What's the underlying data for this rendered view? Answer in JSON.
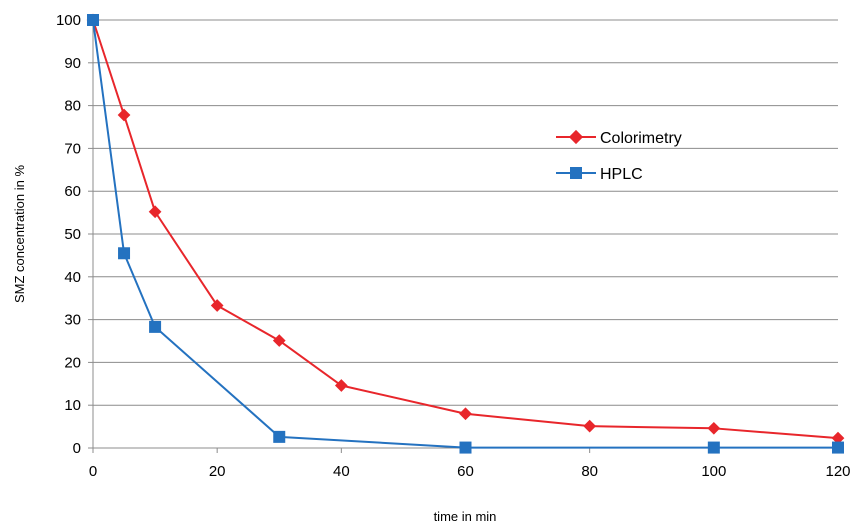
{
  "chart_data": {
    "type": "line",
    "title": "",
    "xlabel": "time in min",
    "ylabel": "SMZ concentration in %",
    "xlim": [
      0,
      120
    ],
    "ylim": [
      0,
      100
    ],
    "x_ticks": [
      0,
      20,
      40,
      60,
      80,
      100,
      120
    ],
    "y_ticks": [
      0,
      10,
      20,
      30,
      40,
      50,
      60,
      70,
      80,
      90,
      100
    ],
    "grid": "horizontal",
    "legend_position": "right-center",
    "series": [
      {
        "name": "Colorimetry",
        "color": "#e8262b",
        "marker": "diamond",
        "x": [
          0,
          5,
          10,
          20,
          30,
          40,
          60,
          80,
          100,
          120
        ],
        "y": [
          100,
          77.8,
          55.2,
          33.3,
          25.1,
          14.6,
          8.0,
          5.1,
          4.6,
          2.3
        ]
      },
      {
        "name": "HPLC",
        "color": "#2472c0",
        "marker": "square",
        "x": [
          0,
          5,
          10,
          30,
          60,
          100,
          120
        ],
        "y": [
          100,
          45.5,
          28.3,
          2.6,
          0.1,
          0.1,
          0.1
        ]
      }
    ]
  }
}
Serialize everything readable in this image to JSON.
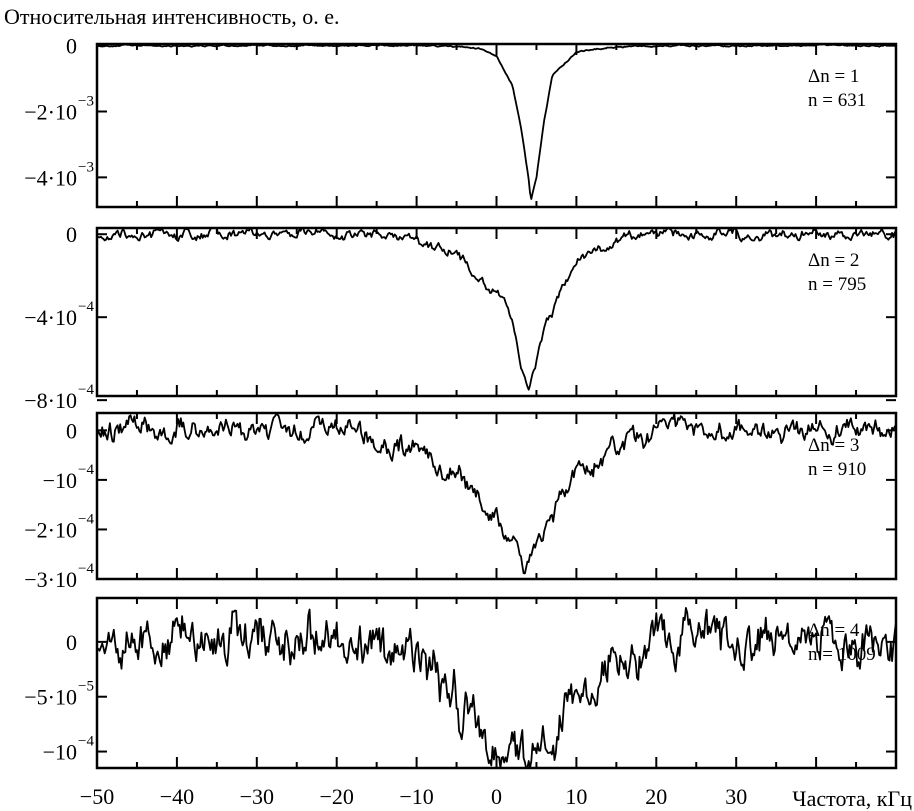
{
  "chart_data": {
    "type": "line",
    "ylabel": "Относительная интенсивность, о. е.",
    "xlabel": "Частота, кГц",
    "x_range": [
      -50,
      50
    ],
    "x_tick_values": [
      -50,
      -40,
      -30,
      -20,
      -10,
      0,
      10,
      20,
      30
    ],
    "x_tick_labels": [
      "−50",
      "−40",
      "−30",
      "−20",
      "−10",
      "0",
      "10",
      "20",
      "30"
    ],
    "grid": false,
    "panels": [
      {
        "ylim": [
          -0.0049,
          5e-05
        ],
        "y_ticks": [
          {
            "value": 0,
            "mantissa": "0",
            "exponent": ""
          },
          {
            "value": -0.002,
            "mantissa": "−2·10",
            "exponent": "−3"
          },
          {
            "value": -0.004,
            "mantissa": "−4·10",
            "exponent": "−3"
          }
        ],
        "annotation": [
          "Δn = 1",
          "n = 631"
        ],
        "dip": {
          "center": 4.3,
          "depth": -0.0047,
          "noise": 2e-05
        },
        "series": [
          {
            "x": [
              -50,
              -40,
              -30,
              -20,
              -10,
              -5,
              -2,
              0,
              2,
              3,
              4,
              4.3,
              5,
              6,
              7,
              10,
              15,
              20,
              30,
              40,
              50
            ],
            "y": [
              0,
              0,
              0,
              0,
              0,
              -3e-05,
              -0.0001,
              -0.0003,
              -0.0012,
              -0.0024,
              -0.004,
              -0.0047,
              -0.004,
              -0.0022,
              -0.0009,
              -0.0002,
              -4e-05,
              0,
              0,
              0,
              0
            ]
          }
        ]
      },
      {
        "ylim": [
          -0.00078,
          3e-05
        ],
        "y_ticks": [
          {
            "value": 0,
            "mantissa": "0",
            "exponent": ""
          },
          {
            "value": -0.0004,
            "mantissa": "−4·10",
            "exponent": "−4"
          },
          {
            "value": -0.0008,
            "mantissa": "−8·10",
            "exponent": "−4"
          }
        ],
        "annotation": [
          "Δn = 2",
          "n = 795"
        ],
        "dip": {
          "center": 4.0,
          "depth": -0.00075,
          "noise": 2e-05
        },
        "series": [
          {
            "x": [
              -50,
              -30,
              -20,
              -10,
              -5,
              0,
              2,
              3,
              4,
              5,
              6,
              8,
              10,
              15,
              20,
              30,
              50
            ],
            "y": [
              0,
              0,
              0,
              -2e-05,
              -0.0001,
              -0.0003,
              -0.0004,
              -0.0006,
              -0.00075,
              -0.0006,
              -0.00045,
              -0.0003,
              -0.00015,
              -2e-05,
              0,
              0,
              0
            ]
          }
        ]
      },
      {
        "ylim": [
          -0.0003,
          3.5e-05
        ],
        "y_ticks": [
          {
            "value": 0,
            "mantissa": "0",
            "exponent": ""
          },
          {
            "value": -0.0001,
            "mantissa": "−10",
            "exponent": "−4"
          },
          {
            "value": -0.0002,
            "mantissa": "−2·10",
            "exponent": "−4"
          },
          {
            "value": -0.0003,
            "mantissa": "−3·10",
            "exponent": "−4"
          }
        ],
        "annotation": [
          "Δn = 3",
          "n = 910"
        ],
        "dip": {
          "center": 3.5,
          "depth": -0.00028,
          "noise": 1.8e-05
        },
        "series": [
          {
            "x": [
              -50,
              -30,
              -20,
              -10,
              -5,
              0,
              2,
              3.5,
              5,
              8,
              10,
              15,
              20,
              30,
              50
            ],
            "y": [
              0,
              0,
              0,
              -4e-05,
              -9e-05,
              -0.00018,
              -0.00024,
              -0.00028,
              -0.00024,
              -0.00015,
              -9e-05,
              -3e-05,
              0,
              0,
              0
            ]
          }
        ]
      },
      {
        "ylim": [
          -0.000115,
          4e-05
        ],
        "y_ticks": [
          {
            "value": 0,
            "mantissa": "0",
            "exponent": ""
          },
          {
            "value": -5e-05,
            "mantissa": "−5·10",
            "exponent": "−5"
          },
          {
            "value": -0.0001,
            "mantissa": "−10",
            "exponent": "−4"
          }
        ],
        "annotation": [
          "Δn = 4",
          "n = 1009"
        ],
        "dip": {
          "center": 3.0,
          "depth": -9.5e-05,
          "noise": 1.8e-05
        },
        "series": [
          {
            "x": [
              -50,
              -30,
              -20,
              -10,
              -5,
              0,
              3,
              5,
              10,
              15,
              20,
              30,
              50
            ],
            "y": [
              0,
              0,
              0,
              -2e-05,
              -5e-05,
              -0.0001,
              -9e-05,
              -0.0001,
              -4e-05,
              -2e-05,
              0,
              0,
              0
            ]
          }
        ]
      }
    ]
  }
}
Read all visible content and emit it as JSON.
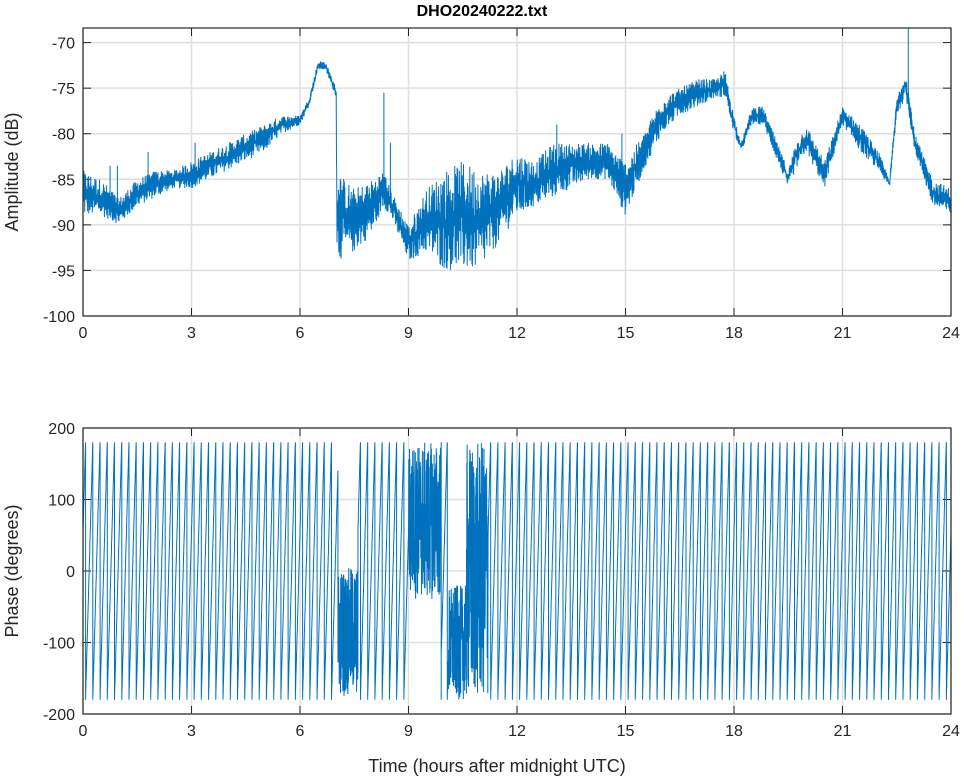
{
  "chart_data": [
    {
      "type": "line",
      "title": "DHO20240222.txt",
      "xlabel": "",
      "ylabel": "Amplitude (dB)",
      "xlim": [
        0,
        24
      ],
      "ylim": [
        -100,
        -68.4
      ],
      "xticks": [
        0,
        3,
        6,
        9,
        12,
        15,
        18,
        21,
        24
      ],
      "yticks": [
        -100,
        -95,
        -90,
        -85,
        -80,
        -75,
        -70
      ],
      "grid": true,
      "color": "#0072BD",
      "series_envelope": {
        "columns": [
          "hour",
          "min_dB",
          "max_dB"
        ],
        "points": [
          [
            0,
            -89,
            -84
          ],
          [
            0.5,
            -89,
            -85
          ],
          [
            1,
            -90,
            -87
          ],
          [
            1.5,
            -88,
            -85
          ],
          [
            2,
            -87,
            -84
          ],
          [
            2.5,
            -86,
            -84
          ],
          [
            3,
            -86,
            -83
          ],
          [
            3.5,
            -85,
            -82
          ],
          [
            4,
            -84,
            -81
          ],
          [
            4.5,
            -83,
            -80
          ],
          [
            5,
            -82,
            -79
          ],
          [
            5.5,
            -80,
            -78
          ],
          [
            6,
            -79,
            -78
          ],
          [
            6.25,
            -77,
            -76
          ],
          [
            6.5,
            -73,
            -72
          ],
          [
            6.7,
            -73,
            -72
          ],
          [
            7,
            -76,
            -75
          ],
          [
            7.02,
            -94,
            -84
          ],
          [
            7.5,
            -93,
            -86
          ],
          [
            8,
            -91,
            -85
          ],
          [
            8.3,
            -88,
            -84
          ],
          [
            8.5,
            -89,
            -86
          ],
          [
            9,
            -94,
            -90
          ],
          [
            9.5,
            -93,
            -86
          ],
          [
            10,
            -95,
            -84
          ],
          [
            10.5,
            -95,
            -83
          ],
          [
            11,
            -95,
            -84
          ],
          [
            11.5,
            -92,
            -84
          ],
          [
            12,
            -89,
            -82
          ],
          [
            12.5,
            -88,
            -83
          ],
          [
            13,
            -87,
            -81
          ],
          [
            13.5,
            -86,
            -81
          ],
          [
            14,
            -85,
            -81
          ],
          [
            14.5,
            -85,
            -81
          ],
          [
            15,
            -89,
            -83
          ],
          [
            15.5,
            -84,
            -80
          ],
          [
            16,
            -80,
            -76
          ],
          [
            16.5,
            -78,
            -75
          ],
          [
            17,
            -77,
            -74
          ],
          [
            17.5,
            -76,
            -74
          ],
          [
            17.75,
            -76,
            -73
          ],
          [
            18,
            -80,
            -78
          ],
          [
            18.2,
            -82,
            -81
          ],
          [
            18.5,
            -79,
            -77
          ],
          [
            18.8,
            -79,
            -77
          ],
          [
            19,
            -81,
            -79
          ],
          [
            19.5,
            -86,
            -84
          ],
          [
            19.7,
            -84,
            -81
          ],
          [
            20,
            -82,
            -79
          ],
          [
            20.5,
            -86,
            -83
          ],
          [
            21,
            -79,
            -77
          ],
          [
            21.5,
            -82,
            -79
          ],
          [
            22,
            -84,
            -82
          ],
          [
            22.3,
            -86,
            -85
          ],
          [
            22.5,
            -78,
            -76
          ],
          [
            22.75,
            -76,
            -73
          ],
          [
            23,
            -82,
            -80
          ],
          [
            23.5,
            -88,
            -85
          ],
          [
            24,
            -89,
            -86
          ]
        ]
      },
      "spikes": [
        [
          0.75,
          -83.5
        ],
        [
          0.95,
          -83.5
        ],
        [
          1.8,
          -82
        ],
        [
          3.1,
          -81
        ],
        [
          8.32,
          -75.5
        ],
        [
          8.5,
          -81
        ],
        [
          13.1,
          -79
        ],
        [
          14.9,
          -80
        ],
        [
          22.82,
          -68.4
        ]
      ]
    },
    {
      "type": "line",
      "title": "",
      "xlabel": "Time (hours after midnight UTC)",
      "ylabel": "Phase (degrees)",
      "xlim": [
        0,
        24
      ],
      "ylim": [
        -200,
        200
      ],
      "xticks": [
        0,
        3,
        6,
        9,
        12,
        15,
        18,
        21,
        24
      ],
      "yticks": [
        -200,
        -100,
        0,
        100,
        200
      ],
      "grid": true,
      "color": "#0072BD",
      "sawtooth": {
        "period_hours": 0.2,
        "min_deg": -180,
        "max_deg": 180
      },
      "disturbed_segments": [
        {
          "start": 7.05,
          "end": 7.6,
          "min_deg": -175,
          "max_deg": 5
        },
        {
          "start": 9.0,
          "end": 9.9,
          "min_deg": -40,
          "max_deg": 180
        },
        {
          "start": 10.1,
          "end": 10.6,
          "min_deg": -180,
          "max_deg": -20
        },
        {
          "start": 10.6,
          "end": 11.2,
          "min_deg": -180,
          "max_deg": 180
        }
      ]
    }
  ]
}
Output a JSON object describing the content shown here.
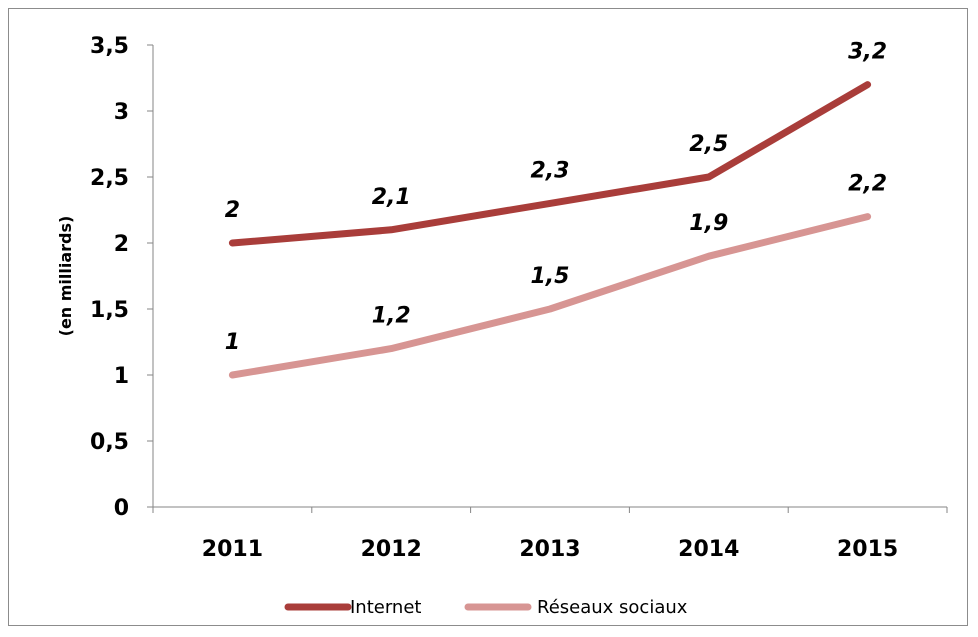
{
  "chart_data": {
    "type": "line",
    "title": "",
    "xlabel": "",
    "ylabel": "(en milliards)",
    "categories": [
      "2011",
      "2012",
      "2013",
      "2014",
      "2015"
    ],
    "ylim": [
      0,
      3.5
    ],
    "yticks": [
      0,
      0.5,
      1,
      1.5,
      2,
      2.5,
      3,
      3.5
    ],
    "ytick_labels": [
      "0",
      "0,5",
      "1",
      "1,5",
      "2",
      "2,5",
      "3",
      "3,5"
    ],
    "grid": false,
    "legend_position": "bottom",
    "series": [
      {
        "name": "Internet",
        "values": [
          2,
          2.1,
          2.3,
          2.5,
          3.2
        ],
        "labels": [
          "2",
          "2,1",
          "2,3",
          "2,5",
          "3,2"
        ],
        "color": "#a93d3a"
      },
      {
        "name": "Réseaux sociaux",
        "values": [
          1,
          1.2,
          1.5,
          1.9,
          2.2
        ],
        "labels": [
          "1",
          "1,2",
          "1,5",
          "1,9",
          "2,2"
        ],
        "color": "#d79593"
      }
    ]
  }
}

Stated goal » Which lines contain the word "name"? Copy each one.

Full solution »
        "name": "Colorimetry",
        "name": "HPLC",
        "name": "Internet",
        "name": "Réseaux sociaux",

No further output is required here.